◆ **Description of the task**
Wherever a line holds the word "bílá", copy that line out.
** Begin Excerpted records **
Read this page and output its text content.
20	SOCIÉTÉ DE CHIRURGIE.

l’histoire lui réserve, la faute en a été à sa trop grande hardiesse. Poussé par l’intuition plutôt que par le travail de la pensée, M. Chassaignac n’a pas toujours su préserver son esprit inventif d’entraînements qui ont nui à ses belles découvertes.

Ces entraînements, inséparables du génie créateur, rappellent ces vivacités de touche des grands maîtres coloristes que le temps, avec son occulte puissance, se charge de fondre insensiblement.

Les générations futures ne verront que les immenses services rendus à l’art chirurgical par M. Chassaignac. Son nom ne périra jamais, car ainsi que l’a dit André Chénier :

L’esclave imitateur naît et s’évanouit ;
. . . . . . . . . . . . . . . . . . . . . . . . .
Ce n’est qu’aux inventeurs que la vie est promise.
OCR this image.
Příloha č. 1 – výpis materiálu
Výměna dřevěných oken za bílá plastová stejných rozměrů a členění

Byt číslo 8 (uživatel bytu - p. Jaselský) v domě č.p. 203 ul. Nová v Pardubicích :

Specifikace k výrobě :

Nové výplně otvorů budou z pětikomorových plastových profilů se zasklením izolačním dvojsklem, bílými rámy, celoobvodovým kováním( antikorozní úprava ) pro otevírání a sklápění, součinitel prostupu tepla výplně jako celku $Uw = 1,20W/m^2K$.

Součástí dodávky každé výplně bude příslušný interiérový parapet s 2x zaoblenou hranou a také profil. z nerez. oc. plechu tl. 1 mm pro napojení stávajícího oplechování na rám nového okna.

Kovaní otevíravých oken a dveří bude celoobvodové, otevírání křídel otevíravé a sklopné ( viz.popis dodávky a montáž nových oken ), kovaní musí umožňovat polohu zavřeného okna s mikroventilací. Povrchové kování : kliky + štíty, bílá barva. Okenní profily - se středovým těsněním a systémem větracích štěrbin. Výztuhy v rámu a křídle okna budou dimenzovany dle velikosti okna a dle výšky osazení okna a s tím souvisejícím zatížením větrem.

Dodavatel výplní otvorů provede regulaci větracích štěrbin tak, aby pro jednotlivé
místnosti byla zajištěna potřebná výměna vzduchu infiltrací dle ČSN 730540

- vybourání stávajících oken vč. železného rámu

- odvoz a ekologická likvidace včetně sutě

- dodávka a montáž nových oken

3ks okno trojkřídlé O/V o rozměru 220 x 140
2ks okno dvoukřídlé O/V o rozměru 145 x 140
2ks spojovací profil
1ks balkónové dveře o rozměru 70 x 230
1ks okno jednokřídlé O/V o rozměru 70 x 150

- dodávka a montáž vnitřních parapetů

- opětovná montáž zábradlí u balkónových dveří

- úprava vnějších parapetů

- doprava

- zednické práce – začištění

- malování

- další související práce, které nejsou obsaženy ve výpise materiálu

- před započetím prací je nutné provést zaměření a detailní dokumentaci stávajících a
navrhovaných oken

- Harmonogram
** End Excerpted records **
◆ **Expected output**
Výměna dřevěných oken za bílá plastová stejných rozměrů a členění
Kovaní otevíravých oken a dveří bude celoobvodové, otevírání křídel otevíravé a sklopné ( viz.popis dodávky a montáž nových oken ), kovaní musí umožňovat polohu zavřeného okna s mikroventilací. Povrchové kování : kliky + štíty, bílá barva. Okenní profily - se středovým těsněním a systémem větracích štěrbin. Výztuhy v rámu a křídle okna budou dimenzovany dle velikosti okna a dle výšky osazení okna a s tím souvisejícím zatížením větrem.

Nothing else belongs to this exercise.